### WHAT YOU SHOULD DO
Using the records that follow, copy every line containing the word "observimet".

### EXERCISE MATERIALS
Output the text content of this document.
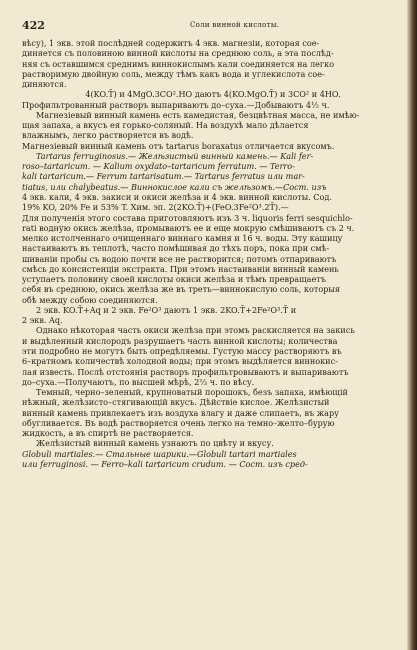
422	Соли винной кислоты.
вѣсу), 1 экв. этой послѣдней содержитъ 4 экв. магнезіи, которая сое-
диняется съ половиною винной кислоты на среднюю соль, а эта послѣд-
няя съ оставшимся среднимъ виннокислымъ кали соединяется на легко
растворимую двойную соль, между тѣмъ какъ вода и углекислота сое-
диняются.
4(KO.T̄) и 4MgO.3CO².HO даютъ 4(KO.MgO.T̄) и 3CO² и 4HO.
Профильтрованный растворъ выпариваютъ до–суха.—Добываютъ 4½ ч.
Магнезіевый винный камень есть камедистая, безцвѣтная масса, не имѣю-
щая запаха, а вкусъ ея горько-соляный. На воздухѣ мало дѣлается
влажнымъ, легко растворяется въ водѣ.
Магнезіевый винный камень отъ tartarus boraxatus отличается вкусомъ.
Tartarus ferruginosus.— Желѣзистый винный камень.— Kali fer-
roso–tartaricum. — Kalium oxydato–tartaricum ferratum. — Terro-
kali tartaricum.— Ferrum tartarisatum.— Tartarus ferratus или mar-
tiatus, или chalybeatus.— Виннокислое кали съ желѣзомъ.—Сост. изъ
4 экв. кали, 4 экв. закиси и окиси желѣза и 4 экв. винной кислоты. Сод.
19% KO, 20% Fe и 53% T. Хим. эп. 2(2KO.T̄)+(FeO.3Fe²O³.2T̄).—
Для полученія этого состава приготовляютъ изъ 3 ч. liquoris ferri sesquichlo-
rati водную окись желѣза, промываютъ ее и еще мокрую смѣшиваютъ съ 2 ч.
мелко истолченнаго очищеннаго виннаго камня и 16 ч. воды. Эту кашицу
настаиваютъ въ теплотѣ, часто помѣшивая до тѣхъ поръ, пока при смѣ-
шиваніи пробы съ водою почти все не растворится; потомъ отпариваютъ
смѣсь до консистенціи экстракта. При этомъ настаиваніи винный камень
уступаетъ половину своей кислоты окиси желѣза и тѣмъ превращаетъ
себя въ среднюю, окись желѣза же въ треть—виннокислую соль, которыя
обѣ между собою соединяются.
2 экв. KO.T̄+Aq и 2 экв. Fe²O³ даютъ 1 экв. 2KO.T̄+2Fe²O³.T̄ и
2 экв. Aq.
Однако нѣкоторая часть окиси желѣза при этомъ раскисляется на закись
и выдѣленный кислородъ разрушаетъ часть винной кислоты; количества
эти подробно не могутъ быть опредѣляемы. Густую массу растворяютъ въ
6–кратномъ количествѣ холодной воды; при этомъ выдѣляется виннокис-
лая известь. Послѣ отстоянія растворъ профильтровываютъ и выпариваютъ
до–суха.—Получаютъ, по высшей мѣрѣ, 2⅔ ч. по вѣсу.
Темный, черно–зеленый, крупноватый порошокъ, безъ запаха, имѣющій
нѣжный, желѣзисто–стягивающій вкусъ. Дѣйствіе кислое. Желѣзистый
винный камень привлекаетъ изъ воздуха влагу и даже слипаетъ, въ жару
обугливается. Въ водѣ растворяется очень легко на темно–желто–бурую
жидкость, а въ спиртѣ не растворяется.
Желѣзистый винный камень узнаютъ по цвѣту и вкусу.
Globuli martiales.— Стальные шарики.—Globuli tartari martiales
или ferruginosi. — Ferro–kali tartaricum crudum. — Сост. изъ сред-
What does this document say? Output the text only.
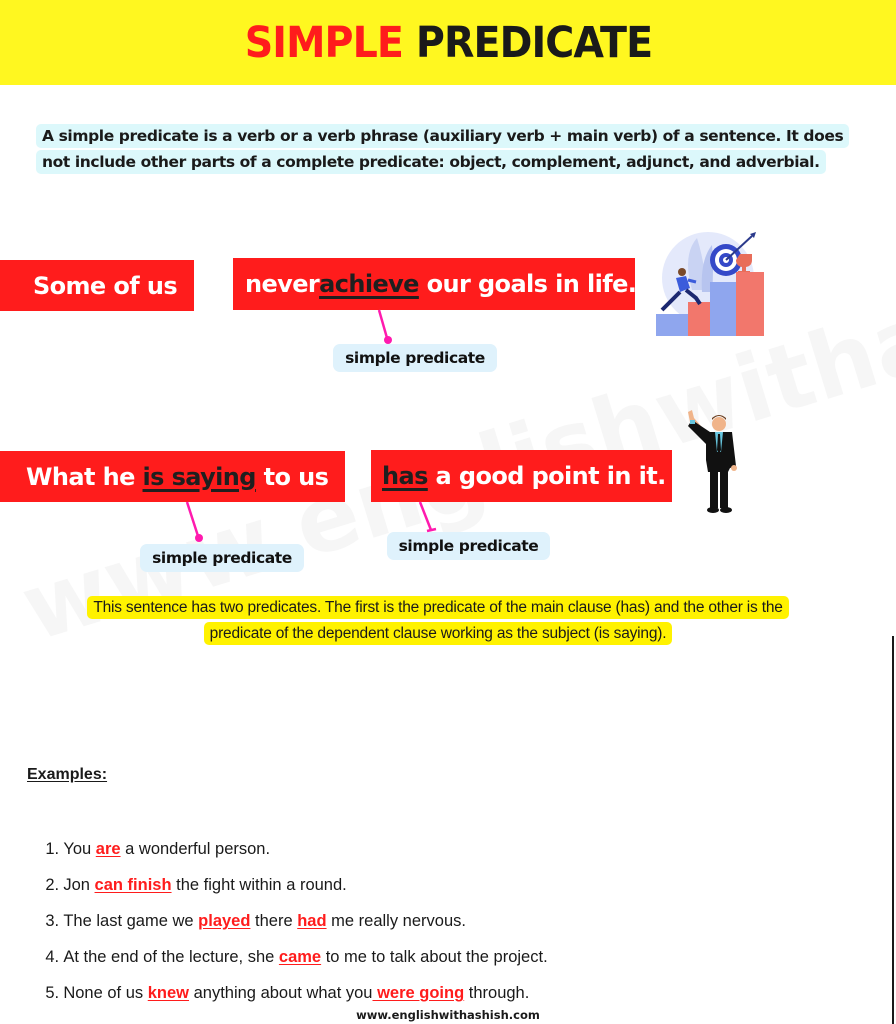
SIMPLE PREDICATE
A simple predicate is a verb or a verb phrase (auxiliary verb + main verb) of a sentence. It does not include other parts of a complete predicate: object, complement, adjunct, and adverbial.
Some of us	never achieve our goals in life.
simple predicate
What he is saying to us has a good point in it.
simple predicate
simple predicate
This sentence has two predicates. The first is the predicate of the main clause (has) and the other is the predicate of the dependent clause working as the subject (is saying).
Examples:

1. You are a wonderful person.

2. Jon can finish the fight within a round.

3. The last game we played there had me really nervous.

4. At the end of the lecture, she came to me to talk about the project.

5. None of us knew anything about what you were going through.

www.englishwithashish.com
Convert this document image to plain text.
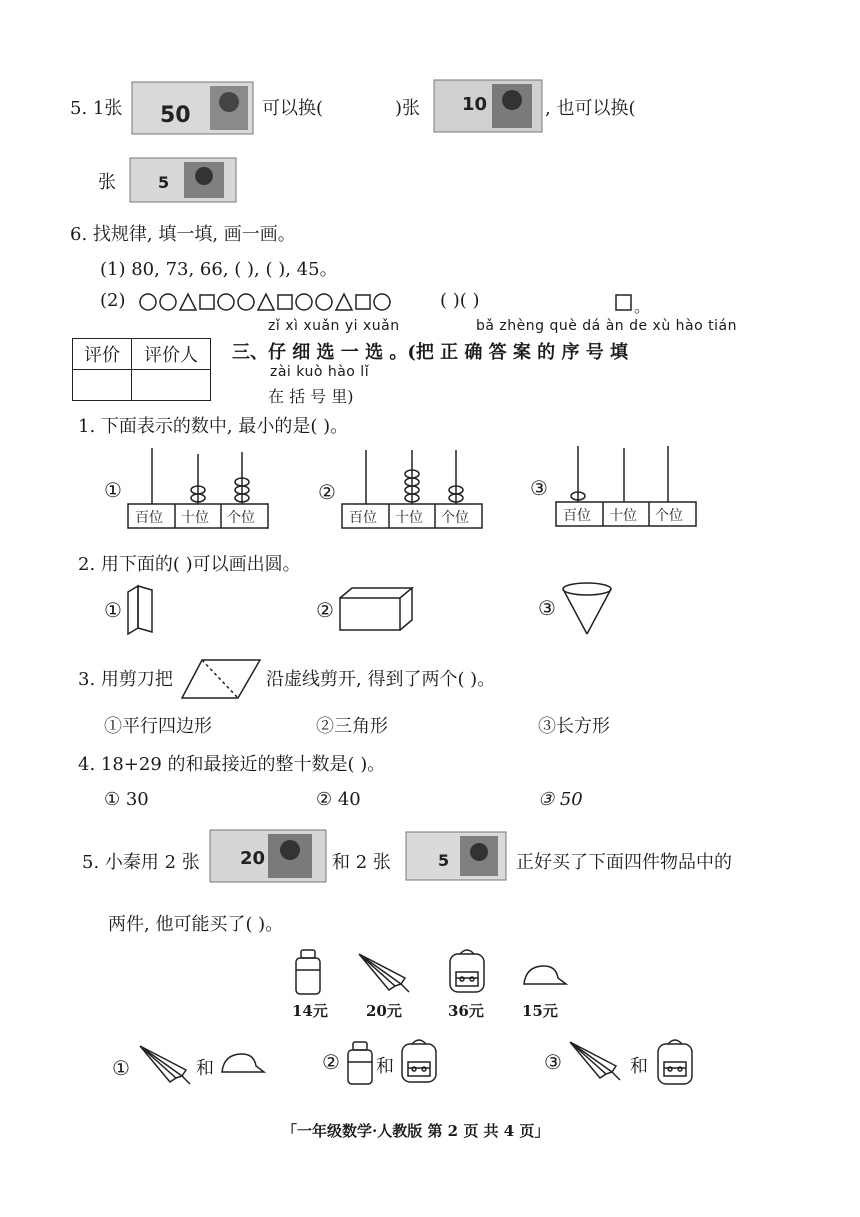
5. 1张 50	可以换(	)张 10	, 也可以换(
张	5
6. 找规律, 填一填, 画一画。
(1) 80, 73, 66, ( ), ( ), 45。
(2)	( )( )	。
zǐ xì xuǎn yi xuǎn	bǎ zhèng què dá àn de xù hào tián
评价	评价人
	三、仔 细 选 一 选 。(把 正 确 答 案 的 序 号 填
zài kuò hào lǐ
在 括 号 里)
1. 下面表示的数中, 最小的是( )。
①
百位 十位 个位
②
百位 十位 个位
③
百位 十位 个位
2. 用下面的( )可以画出圆。
①	②	③
3. 用剪刀把	沿虚线剪开, 得到了两个( )。
①平行四边形	②三角形	③长方形
4. 18+29 的和最接近的整十数是( )。
① 30	② 40	③ 50
5. 小秦用 2 张 20	和 2 张	5	正好买了下面四件物品中的
两件, 他可能买了( )。
14元	20元	36元	15元
①	和	② 和	③	和
「一年级数学·人教版 第 2 页 共 4 页」
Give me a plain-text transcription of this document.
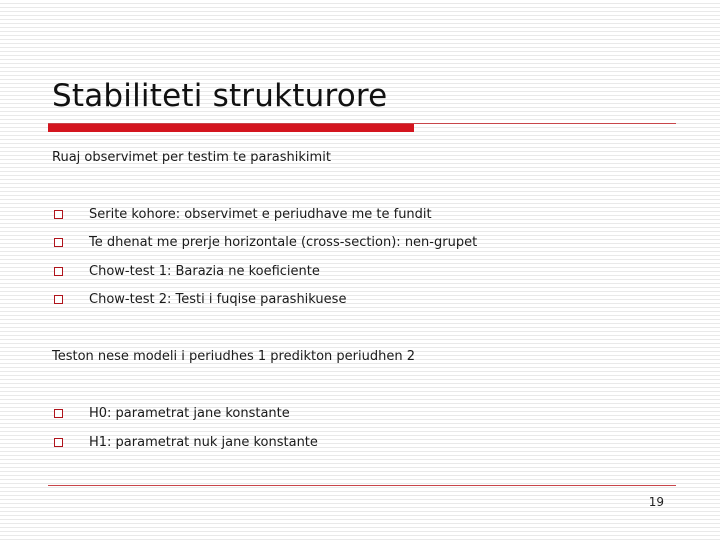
Stabiliteti strukturore
Ruaj observimet per testim te parashikimit
Serite kohore: observimet e periudhave me te fundit
Te dhenat me prerje horizontale (cross-section): nen-grupet
Chow-test 1: Barazia ne koeficiente
Chow-test 2: Testi i fuqise parashikuese
Teston nese modeli i periudhes 1 predikton periudhen 2
H0: parametrat jane konstante
H1: parametrat nuk jane konstante
19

### FULL SOLUTION
Ruaj observimet per testim te parashikimit
Serite kohore: observimet e periudhave me te fundit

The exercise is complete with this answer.